**Stored data**.

start

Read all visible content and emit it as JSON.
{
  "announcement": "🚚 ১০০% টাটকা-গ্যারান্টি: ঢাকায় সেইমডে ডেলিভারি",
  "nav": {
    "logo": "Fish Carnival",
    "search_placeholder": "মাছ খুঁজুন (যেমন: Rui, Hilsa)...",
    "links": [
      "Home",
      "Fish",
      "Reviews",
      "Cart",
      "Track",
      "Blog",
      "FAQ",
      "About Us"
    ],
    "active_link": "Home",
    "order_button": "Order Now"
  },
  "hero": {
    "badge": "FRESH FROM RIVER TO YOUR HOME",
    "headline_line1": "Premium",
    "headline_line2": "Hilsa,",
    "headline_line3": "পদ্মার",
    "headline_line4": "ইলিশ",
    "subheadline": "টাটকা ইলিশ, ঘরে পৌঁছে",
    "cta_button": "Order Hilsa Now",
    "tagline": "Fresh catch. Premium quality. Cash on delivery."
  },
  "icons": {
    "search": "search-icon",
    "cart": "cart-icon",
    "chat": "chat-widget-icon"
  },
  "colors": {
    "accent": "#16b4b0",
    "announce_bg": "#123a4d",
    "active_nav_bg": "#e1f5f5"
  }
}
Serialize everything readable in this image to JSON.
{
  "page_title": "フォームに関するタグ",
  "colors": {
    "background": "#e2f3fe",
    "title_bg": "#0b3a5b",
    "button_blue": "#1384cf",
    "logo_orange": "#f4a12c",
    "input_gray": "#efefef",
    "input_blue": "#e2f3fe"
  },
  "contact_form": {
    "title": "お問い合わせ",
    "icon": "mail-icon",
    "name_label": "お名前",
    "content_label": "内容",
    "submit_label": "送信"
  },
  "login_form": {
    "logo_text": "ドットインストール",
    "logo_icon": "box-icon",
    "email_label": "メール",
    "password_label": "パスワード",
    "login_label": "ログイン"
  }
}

end

**DO THIS**.
Return every line exactly.

**FULL ANSWER**.
Read all visible content and emit it as JSON.
{
  "announcement": "🚚 ১০০% টাটকা-গ্যারান্টি: ঢাকায় সেইমডে ডেলিভারি",
  "nav": {
    "logo": "Fish Carnival",
    "search_placeholder": "মাছ খুঁজুন (যেমন: Rui, Hilsa)...",
    "links": [
      "Home",
      "Fish",
      "Reviews",
      "Cart",
      "Track",
      "Blog",
      "FAQ",
      "About Us"
    ],
    "active_link": "Home",
    "order_button": "Order Now"
  },
  "hero": {
    "badge": "FRESH FROM RIVER TO YOUR HOME",
    "headline_line1": "Premium",
    "headline_line2": "Hilsa,",
    "headline_line3": "পদ্মার",
    "headline_line4": "ইলিশ",
    "subheadline": "টাটকা ইলিশ, ঘরে পৌঁছে",
    "cta_button": "Order Hilsa Now",
    "tagline": "Fresh catch. Premium quality. Cash on delivery."
  },
  "icons": {
    "search": "search-icon",
    "cart": "cart-icon",
    "chat": "chat-widget-icon"
  },
  "colors": {
    "accent": "#16b4b0",
    "announce_bg": "#123a4d",
    "active_nav_bg": "#e1f5f5"
  }
}
Serialize everything readable in this image to JSON.
{
  "page_title": "フォームに関するタグ",
  "colors": {
    "background": "#e2f3fe",
    "title_bg": "#0b3a5b",
    "button_blue": "#1384cf",
    "logo_orange": "#f4a12c",
    "input_gray": "#efefef",
    "input_blue": "#e2f3fe"
  },
  "contact_form": {
    "title": "お問い合わせ",
    "icon": "mail-icon",
    "name_label": "お名前",
    "content_label": "内容",
    "submit_label": "送信"
  },
  "login_form": {
    "logo_text": "ドットインストール",
    "logo_icon": "box-icon",
    "email_label": "メール",
    "password_label": "パスワード",
    "login_label": "ログイン"
  }
}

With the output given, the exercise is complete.